═════ Fragmento del texto

De particular a particular
04/03/2012 00:00
Todavía
hay quien supone que fumar en pipa le convierte en intelectual. Es una
presunción ilimitada ahora que hay individuos que desean ser amortajados en
chándal. Es como si hubiesen pasado siglos desde que la última voluntad de
algunos consistió en ser enterrados con hábito de ermitaño. Incluso hubo un
tiempo en que los adolescentes leían a escondidas y eso les llevaba a aspirar a
ser Robinson Crusoe o Sherlock Holmes, vivir en la copa de un árbol, navegar
por mares remotos o indagar los grandes misterios del universo. Entonces fumar
en pipa era un atributo de hombres pensativos, un poco solitarios, digamos que
artistas. Fumaban en pipa algunos profesores, en muestra de una capacidad
reflexiva que no estaba al alcance de la masa adolescente que a lo sumo
consumía cigarrillos rubios en los lavabos del patio de recreo. La pipa era
indicativo de madurez, de ciertas cualidades mentales, de un ser muy a su modo
sereno e inteligente.
¿Cómo soñar sin
leer? Al leer uno encontraba el camino para desear ser el capitán Nemo, héroe
templario, centurión romano o explorador de fosas volcánicos sin fondo. En
algún momento aparecían las ideas, las formas de conocimiento y la experiencia
leída de lo que es historia. Pasábamos, es un decir, de Peter Pan a Julio
César. Leíamos unas primeras biografías y algunos textos accesibles sobre el
pasado de Grecia y Roma, sobre Carlos V o Lincoln. Uno navegaba por el Amazonas
en canoa y se oía el chasquido de los cocodrilos deslizándose en busca de su
presa. Descubrimos que había seres desgraciados habitando entre las gárgolas de
Notre Dame. Y así fuimos siendo lo que teníamos que ser. La lectura algo tiene
que ver con la cuestión del sentido de la vida. También tiene que ver con la
madurez sobre todo si la alternativa no es otra que el infantilismo de la
PlayStation.
A lo mejor nos indujo a leer un profesor
que fumaba en pipa. Eso es: la pasión de leer casi siempre sería una
transferencia de particular a particular. De padre a hijo, de hermana a
hermano, de un profesor a un alumno. Estas cosas funcionan poco si se quieren
hacer por aspersión, como lanzando nubes de sustancia fertilizadora desde una
avioneta de vuelo bajo. Es por la misma razón que en una biblioteca solo son
fundamentales los libros, en su mayor abundancia, nunca excesiva, y el
silencio. Lo que se llaman actividades paralelas son una pérdida de tiempo y
dinero. Son el peaje de lo lúdico. La lectura, por contra, es la gran paradoja
de algo perfectamente serio y a la vez profundamente divertido.

══════════
═════ Líneas extraídas

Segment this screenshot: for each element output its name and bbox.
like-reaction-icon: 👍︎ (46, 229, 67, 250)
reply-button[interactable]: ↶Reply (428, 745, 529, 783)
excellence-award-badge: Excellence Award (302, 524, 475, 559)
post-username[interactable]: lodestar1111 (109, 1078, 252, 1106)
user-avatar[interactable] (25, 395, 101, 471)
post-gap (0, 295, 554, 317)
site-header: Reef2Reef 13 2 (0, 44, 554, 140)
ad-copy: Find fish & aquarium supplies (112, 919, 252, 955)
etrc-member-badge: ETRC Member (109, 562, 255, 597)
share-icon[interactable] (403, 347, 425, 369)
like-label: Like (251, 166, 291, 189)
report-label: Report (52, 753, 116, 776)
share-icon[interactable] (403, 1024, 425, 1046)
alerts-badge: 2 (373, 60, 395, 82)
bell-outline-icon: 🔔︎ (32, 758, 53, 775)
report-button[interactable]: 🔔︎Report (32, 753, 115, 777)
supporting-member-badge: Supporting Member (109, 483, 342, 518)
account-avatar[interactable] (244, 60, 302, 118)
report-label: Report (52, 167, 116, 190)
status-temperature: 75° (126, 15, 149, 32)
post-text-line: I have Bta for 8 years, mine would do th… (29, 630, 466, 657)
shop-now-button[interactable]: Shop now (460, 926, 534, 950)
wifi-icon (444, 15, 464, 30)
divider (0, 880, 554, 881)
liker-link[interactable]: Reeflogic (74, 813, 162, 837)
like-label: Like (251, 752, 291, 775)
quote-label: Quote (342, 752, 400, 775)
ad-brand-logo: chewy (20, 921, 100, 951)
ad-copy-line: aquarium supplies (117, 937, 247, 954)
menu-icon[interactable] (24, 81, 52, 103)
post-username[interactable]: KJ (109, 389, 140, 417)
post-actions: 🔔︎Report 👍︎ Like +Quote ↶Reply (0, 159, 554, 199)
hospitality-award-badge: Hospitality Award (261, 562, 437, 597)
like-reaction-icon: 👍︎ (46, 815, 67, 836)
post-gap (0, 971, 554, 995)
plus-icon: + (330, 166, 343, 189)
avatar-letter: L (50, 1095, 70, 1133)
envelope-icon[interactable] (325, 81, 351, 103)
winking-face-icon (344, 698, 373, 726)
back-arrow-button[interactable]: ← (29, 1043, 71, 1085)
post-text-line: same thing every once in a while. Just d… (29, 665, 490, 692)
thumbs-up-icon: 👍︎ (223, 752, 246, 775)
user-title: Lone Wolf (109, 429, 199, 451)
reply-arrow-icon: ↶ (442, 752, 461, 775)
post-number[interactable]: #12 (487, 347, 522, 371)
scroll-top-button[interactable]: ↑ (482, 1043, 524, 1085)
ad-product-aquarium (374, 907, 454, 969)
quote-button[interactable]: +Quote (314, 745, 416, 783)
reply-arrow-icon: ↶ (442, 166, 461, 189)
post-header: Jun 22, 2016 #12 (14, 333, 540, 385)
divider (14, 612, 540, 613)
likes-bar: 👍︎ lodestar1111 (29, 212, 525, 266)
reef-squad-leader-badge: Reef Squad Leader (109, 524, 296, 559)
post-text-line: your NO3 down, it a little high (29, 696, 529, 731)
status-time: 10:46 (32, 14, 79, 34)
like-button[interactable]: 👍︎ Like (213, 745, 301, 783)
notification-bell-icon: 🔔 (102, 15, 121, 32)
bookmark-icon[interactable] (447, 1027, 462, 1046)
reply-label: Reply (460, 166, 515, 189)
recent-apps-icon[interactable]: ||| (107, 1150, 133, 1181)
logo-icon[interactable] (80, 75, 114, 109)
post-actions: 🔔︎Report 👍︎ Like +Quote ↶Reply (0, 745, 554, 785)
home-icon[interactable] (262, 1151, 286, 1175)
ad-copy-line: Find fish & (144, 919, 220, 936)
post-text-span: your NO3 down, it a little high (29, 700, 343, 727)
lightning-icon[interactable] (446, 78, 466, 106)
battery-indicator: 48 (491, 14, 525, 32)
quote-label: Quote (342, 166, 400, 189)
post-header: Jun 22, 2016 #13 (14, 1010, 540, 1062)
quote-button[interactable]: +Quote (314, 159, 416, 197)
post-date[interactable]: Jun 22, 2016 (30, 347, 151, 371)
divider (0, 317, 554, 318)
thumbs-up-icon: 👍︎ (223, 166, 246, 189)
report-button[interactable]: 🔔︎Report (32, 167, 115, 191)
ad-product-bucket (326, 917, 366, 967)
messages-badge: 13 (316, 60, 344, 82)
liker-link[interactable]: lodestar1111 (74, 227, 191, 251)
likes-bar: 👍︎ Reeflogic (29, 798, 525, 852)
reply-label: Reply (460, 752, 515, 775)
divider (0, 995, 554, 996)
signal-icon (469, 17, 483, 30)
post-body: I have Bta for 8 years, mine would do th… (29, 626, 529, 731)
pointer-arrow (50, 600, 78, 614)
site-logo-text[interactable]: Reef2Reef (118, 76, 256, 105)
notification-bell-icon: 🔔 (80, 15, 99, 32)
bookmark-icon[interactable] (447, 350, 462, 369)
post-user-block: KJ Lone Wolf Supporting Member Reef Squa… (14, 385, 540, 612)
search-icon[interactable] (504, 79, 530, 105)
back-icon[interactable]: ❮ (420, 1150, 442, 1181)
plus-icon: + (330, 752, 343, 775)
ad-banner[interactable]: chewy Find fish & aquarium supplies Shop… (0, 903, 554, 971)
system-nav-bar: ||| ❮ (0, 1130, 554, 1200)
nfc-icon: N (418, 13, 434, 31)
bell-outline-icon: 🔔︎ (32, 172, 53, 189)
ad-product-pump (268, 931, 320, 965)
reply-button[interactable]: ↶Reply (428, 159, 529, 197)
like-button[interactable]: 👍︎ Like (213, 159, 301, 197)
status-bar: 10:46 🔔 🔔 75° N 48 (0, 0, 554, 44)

══════════

■ Qué hacer
¿Puedes transcribir, sin cambiar una letra, el pasaje del texto sobre la lectura que abre con las palabras que contienen "A lo mejor nos" y cierra con "vez profundamente divertido."?

■ Tarea resuelta
A lo mejor nos indujo a leer un profesor
que fumaba en pipa. Eso es: la pasión de leer casi siempre sería una
transferencia de particular a particular. De padre a hijo, de hermana a
hermano, de un profesor a un alumno. Estas cosas funcionan poco si se quieren
hacer por aspersión, como lanzando nubes de sustancia fertilizadora desde una
avioneta de vuelo bajo. Es por la misma razón que en una biblioteca solo son
fundamentales los libros, en su mayor abundancia, nunca excesiva, y el
silencio. Lo que se llaman actividades paralelas son una pérdida de tiempo y
dinero. Son el peaje de lo lúdico. La lectura, por contra, es la gran paradoja
de algo perfectamente serio y a la vez profundamente divertido.